_Entries with figure data_.

******************************

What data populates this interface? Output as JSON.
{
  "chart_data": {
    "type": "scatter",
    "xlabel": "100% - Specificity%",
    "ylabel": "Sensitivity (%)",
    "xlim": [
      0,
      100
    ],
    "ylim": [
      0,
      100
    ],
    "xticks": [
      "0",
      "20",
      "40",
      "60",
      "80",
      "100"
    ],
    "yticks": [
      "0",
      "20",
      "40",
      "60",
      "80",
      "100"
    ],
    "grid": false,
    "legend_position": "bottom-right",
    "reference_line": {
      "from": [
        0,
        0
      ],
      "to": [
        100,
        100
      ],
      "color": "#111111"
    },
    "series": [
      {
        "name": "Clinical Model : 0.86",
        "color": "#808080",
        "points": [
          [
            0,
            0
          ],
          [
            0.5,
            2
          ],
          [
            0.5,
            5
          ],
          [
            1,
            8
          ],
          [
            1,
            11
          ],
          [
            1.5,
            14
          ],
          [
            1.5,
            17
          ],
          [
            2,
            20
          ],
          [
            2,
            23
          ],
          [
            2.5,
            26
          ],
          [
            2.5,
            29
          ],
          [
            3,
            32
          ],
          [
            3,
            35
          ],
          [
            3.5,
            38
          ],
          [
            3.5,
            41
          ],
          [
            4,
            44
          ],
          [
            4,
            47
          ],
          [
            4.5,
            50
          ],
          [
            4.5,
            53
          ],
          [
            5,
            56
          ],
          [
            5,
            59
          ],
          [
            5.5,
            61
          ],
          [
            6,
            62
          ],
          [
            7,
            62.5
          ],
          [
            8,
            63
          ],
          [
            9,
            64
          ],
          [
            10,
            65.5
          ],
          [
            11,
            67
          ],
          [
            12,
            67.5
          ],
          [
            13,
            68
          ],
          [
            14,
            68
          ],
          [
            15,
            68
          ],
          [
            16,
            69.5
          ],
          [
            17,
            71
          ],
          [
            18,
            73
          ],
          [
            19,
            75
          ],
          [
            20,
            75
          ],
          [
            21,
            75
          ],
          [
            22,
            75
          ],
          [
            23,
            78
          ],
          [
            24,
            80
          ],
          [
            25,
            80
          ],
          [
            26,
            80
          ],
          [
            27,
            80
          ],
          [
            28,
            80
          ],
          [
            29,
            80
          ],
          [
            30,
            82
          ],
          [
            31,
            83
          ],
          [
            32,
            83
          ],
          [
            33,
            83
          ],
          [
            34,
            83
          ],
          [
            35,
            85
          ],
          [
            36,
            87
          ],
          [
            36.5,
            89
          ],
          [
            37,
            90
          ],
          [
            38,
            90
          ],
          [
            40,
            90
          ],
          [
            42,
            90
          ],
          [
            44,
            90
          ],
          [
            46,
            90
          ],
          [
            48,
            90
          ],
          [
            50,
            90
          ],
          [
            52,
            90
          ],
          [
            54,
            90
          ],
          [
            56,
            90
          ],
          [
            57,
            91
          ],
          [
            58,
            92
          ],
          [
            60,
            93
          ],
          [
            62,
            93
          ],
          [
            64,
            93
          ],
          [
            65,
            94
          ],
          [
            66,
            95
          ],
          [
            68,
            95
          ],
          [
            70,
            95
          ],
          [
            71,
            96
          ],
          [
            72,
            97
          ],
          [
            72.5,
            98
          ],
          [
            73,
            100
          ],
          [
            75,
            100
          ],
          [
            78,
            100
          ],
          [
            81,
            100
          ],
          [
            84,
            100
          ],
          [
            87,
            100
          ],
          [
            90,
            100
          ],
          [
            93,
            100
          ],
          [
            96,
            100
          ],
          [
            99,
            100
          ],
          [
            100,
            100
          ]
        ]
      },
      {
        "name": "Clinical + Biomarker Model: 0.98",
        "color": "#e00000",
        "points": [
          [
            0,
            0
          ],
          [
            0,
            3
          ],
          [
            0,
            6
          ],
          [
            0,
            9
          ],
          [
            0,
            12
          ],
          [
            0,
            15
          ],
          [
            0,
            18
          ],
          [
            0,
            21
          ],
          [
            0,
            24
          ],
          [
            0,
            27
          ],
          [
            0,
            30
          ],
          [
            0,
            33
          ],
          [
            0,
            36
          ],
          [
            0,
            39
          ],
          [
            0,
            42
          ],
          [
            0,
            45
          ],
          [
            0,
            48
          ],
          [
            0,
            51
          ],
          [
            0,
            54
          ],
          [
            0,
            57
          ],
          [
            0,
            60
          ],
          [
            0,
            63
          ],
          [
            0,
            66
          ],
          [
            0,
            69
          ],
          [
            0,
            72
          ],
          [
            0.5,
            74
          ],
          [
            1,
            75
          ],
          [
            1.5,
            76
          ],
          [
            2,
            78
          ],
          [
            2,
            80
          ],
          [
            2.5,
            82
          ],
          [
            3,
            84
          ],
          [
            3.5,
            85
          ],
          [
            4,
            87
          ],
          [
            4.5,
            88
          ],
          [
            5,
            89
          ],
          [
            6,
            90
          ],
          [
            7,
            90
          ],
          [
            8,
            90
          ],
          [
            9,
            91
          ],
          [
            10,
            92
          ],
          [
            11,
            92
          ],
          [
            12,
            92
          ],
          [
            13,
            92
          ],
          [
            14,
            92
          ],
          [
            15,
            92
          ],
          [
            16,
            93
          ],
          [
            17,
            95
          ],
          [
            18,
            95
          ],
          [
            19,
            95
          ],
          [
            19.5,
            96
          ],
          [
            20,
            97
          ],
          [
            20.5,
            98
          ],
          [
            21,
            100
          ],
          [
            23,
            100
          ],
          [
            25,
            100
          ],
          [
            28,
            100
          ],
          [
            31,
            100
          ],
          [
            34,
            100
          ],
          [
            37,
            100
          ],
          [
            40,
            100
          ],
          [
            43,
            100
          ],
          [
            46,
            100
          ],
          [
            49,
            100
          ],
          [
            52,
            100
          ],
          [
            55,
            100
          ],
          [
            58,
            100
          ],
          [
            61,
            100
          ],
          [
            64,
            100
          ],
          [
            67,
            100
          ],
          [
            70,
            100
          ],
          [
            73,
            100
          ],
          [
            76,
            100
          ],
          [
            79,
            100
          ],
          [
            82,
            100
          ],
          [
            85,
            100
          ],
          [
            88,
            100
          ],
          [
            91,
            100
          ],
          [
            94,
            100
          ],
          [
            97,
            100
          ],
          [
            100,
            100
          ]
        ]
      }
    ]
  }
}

******************************

_Required task_. Every entry must be output again, exactly as written above.

_Right answer_.
What data populates this interface? Output as JSON.
{
  "chart_data": {
    "type": "scatter",
    "xlabel": "100% - Specificity%",
    "ylabel": "Sensitivity (%)",
    "xlim": [
      0,
      100
    ],
    "ylim": [
      0,
      100
    ],
    "xticks": [
      "0",
      "20",
      "40",
      "60",
      "80",
      "100"
    ],
    "yticks": [
      "0",
      "20",
      "40",
      "60",
      "80",
      "100"
    ],
    "grid": false,
    "legend_position": "bottom-right",
    "reference_line": {
      "from": [
        0,
        0
      ],
      "to": [
        100,
        100
      ],
      "color": "#111111"
    },
    "series": [
      {
        "name": "Clinical Model : 0.86",
        "color": "#808080",
        "points": [
          [
            0,
            0
          ],
          [
            0.5,
            2
          ],
          [
            0.5,
            5
          ],
          [
            1,
            8
          ],
          [
            1,
            11
          ],
          [
            1.5,
            14
          ],
          [
            1.5,
            17
          ],
          [
            2,
            20
          ],
          [
            2,
            23
          ],
          [
            2.5,
            26
          ],
          [
            2.5,
            29
          ],
          [
            3,
            32
          ],
          [
            3,
            35
          ],
          [
            3.5,
            38
          ],
          [
            3.5,
            41
          ],
          [
            4,
            44
          ],
          [
            4,
            47
          ],
          [
            4.5,
            50
          ],
          [
            4.5,
            53
          ],
          [
            5,
            56
          ],
          [
            5,
            59
          ],
          [
            5.5,
            61
          ],
          [
            6,
            62
          ],
          [
            7,
            62.5
          ],
          [
            8,
            63
          ],
          [
            9,
            64
          ],
          [
            10,
            65.5
          ],
          [
            11,
            67
          ],
          [
            12,
            67.5
          ],
          [
            13,
            68
          ],
          [
            14,
            68
          ],
          [
            15,
            68
          ],
          [
            16,
            69.5
          ],
          [
            17,
            71
          ],
          [
            18,
            73
          ],
          [
            19,
            75
          ],
          [
            20,
            75
          ],
          [
            21,
            75
          ],
          [
            22,
            75
          ],
          [
            23,
            78
          ],
          [
            24,
            80
          ],
          [
            25,
            80
          ],
          [
            26,
            80
          ],
          [
            27,
            80
          ],
          [
            28,
            80
          ],
          [
            29,
            80
          ],
          [
            30,
            82
          ],
          [
            31,
            83
          ],
          [
            32,
            83
          ],
          [
            33,
            83
          ],
          [
            34,
            83
          ],
          [
            35,
            85
          ],
          [
            36,
            87
          ],
          [
            36.5,
            89
          ],
          [
            37,
            90
          ],
          [
            38,
            90
          ],
          [
            40,
            90
          ],
          [
            42,
            90
          ],
          [
            44,
            90
          ],
          [
            46,
            90
          ],
          [
            48,
            90
          ],
          [
            50,
            90
          ],
          [
            52,
            90
          ],
          [
            54,
            90
          ],
          [
            56,
            90
          ],
          [
            57,
            91
          ],
          [
            58,
            92
          ],
          [
            60,
            93
          ],
          [
            62,
            93
          ],
          [
            64,
            93
          ],
          [
            65,
            94
          ],
          [
            66,
            95
          ],
          [
            68,
            95
          ],
          [
            70,
            95
          ],
          [
            71,
            96
          ],
          [
            72,
            97
          ],
          [
            72.5,
            98
          ],
          [
            73,
            100
          ],
          [
            75,
            100
          ],
          [
            78,
            100
          ],
          [
            81,
            100
          ],
          [
            84,
            100
          ],
          [
            87,
            100
          ],
          [
            90,
            100
          ],
          [
            93,
            100
          ],
          [
            96,
            100
          ],
          [
            99,
            100
          ],
          [
            100,
            100
          ]
        ]
      },
      {
        "name": "Clinical + Biomarker Model: 0.98",
        "color": "#e00000",
        "points": [
          [
            0,
            0
          ],
          [
            0,
            3
          ],
          [
            0,
            6
          ],
          [
            0,
            9
          ],
          [
            0,
            12
          ],
          [
            0,
            15
          ],
          [
            0,
            18
          ],
          [
            0,
            21
          ],
          [
            0,
            24
          ],
          [
            0,
            27
          ],
          [
            0,
            30
          ],
          [
            0,
            33
          ],
          [
            0,
            36
          ],
          [
            0,
            39
          ],
          [
            0,
            42
          ],
          [
            0,
            45
          ],
          [
            0,
            48
          ],
          [
            0,
            51
          ],
          [
            0,
            54
          ],
          [
            0,
            57
          ],
          [
            0,
            60
          ],
          [
            0,
            63
          ],
          [
            0,
            66
          ],
          [
            0,
            69
          ],
          [
            0,
            72
          ],
          [
            0.5,
            74
          ],
          [
            1,
            75
          ],
          [
            1.5,
            76
          ],
          [
            2,
            78
          ],
          [
            2,
            80
          ],
          [
            2.5,
            82
          ],
          [
            3,
            84
          ],
          [
            3.5,
            85
          ],
          [
            4,
            87
          ],
          [
            4.5,
            88
          ],
          [
            5,
            89
          ],
          [
            6,
            90
          ],
          [
            7,
            90
          ],
          [
            8,
            90
          ],
          [
            9,
            91
          ],
          [
            10,
            92
          ],
          [
            11,
            92
          ],
          [
            12,
            92
          ],
          [
            13,
            92
          ],
          [
            14,
            92
          ],
          [
            15,
            92
          ],
          [
            16,
            93
          ],
          [
            17,
            95
          ],
          [
            18,
            95
          ],
          [
            19,
            95
          ],
          [
            19.5,
            96
          ],
          [
            20,
            97
          ],
          [
            20.5,
            98
          ],
          [
            21,
            100
          ],
          [
            23,
            100
          ],
          [
            25,
            100
          ],
          [
            28,
            100
          ],
          [
            31,
            100
          ],
          [
            34,
            100
          ],
          [
            37,
            100
          ],
          [
            40,
            100
          ],
          [
            43,
            100
          ],
          [
            46,
            100
          ],
          [
            49,
            100
          ],
          [
            52,
            100
          ],
          [
            55,
            100
          ],
          [
            58,
            100
          ],
          [
            61,
            100
          ],
          [
            64,
            100
          ],
          [
            67,
            100
          ],
          [
            70,
            100
          ],
          [
            73,
            100
          ],
          [
            76,
            100
          ],
          [
            79,
            100
          ],
          [
            82,
            100
          ],
          [
            85,
            100
          ],
          [
            88,
            100
          ],
          [
            91,
            100
          ],
          [
            94,
            100
          ],
          [
            97,
            100
          ],
          [
            100,
            100
          ]
        ]
      }
    ]
  }
}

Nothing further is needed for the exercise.